===== Extracted records

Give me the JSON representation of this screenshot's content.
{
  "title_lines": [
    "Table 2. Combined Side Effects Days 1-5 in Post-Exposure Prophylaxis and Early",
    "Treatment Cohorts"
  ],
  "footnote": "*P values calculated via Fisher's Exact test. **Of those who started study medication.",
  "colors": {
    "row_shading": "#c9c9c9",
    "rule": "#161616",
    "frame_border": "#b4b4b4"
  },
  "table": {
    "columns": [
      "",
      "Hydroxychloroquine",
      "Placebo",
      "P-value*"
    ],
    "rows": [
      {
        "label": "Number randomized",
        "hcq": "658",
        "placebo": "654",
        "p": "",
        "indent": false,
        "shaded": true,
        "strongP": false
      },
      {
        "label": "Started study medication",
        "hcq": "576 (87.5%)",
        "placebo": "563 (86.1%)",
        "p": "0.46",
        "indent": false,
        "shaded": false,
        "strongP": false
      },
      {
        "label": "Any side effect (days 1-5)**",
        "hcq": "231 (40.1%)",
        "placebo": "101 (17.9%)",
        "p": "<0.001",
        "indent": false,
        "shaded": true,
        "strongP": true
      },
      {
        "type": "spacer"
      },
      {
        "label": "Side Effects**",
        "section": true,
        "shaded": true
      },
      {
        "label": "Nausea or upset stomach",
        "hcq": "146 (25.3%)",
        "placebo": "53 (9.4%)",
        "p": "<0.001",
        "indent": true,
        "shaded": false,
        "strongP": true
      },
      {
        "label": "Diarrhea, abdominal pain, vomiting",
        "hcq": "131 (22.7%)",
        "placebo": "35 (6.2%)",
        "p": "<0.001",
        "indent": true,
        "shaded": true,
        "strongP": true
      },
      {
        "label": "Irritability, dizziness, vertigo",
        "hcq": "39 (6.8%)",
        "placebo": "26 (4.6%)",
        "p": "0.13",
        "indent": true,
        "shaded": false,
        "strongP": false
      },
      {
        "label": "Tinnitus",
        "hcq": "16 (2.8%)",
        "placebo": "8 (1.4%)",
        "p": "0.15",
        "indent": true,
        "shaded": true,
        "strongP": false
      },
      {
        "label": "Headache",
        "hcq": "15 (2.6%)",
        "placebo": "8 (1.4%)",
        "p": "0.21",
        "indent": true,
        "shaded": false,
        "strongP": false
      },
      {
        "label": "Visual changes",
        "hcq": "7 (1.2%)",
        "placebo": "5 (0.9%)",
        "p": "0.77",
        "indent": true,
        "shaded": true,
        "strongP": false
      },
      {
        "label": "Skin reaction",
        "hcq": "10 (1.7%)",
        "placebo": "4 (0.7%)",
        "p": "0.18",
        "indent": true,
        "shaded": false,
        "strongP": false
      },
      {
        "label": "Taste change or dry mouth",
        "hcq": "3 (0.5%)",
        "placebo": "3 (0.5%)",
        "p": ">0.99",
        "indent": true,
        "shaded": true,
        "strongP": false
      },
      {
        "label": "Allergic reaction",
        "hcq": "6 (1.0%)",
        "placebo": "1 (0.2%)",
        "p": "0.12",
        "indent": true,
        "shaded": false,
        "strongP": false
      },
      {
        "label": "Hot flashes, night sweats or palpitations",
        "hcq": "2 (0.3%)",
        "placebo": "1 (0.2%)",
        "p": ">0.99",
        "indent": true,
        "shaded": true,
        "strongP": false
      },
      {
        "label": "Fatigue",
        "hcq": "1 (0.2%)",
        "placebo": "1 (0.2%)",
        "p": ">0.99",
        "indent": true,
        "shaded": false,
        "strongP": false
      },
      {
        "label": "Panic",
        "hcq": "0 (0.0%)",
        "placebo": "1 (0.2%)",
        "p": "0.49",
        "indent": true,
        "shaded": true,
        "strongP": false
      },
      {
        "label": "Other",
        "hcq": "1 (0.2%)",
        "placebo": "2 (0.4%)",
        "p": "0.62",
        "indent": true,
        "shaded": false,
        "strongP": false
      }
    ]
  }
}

==========

__Work to complete__
All of the material above needs to be copied exactly.

__Expected answer__
Give me the JSON representation of this screenshot's content.
{
  "title_lines": [
    "Table 2. Combined Side Effects Days 1-5 in Post-Exposure Prophylaxis and Early",
    "Treatment Cohorts"
  ],
  "footnote": "*P values calculated via Fisher's Exact test. **Of those who started study medication.",
  "colors": {
    "row_shading": "#c9c9c9",
    "rule": "#161616",
    "frame_border": "#b4b4b4"
  },
  "table": {
    "columns": [
      "",
      "Hydroxychloroquine",
      "Placebo",
      "P-value*"
    ],
    "rows": [
      {
        "label": "Number randomized",
        "hcq": "658",
        "placebo": "654",
        "p": "",
        "indent": false,
        "shaded": true,
        "strongP": false
      },
      {
        "label": "Started study medication",
        "hcq": "576 (87.5%)",
        "placebo": "563 (86.1%)",
        "p": "0.46",
        "indent": false,
        "shaded": false,
        "strongP": false
      },
      {
        "label": "Any side effect (days 1-5)**",
        "hcq": "231 (40.1%)",
        "placebo": "101 (17.9%)",
        "p": "<0.001",
        "indent": false,
        "shaded": true,
        "strongP": true
      },
      {
        "type": "spacer"
      },
      {
        "label": "Side Effects**",
        "section": true,
        "shaded": true
      },
      {
        "label": "Nausea or upset stomach",
        "hcq": "146 (25.3%)",
        "placebo": "53 (9.4%)",
        "p": "<0.001",
        "indent": true,
        "shaded": false,
        "strongP": true
      },
      {
        "label": "Diarrhea, abdominal pain, vomiting",
        "hcq": "131 (22.7%)",
        "placebo": "35 (6.2%)",
        "p": "<0.001",
        "indent": true,
        "shaded": true,
        "strongP": true
      },
      {
        "label": "Irritability, dizziness, vertigo",
        "hcq": "39 (6.8%)",
        "placebo": "26 (4.6%)",
        "p": "0.13",
        "indent": true,
        "shaded": false,
        "strongP": false
      },
      {
        "label": "Tinnitus",
        "hcq": "16 (2.8%)",
        "placebo": "8 (1.4%)",
        "p": "0.15",
        "indent": true,
        "shaded": true,
        "strongP": false
      },
      {
        "label": "Headache",
        "hcq": "15 (2.6%)",
        "placebo": "8 (1.4%)",
        "p": "0.21",
        "indent": true,
        "shaded": false,
        "strongP": false
      },
      {
        "label": "Visual changes",
        "hcq": "7 (1.2%)",
        "placebo": "5 (0.9%)",
        "p": "0.77",
        "indent": true,
        "shaded": true,
        "strongP": false
      },
      {
        "label": "Skin reaction",
        "hcq": "10 (1.7%)",
        "placebo": "4 (0.7%)",
        "p": "0.18",
        "indent": true,
        "shaded": false,
        "strongP": false
      },
      {
        "label": "Taste change or dry mouth",
        "hcq": "3 (0.5%)",
        "placebo": "3 (0.5%)",
        "p": ">0.99",
        "indent": true,
        "shaded": true,
        "strongP": false
      },
      {
        "label": "Allergic reaction",
        "hcq": "6 (1.0%)",
        "placebo": "1 (0.2%)",
        "p": "0.12",
        "indent": true,
        "shaded": false,
        "strongP": false
      },
      {
        "label": "Hot flashes, night sweats or palpitations",
        "hcq": "2 (0.3%)",
        "placebo": "1 (0.2%)",
        "p": ">0.99",
        "indent": true,
        "shaded": true,
        "strongP": false
      },
      {
        "label": "Fatigue",
        "hcq": "1 (0.2%)",
        "placebo": "1 (0.2%)",
        "p": ">0.99",
        "indent": true,
        "shaded": false,
        "strongP": false
      },
      {
        "label": "Panic",
        "hcq": "0 (0.0%)",
        "placebo": "1 (0.2%)",
        "p": "0.49",
        "indent": true,
        "shaded": true,
        "strongP": false
      },
      {
        "label": "Other",
        "hcq": "1 (0.2%)",
        "placebo": "2 (0.4%)",
        "p": "0.62",
        "indent": true,
        "shaded": false,
        "strongP": false
      }
    ]
  }
}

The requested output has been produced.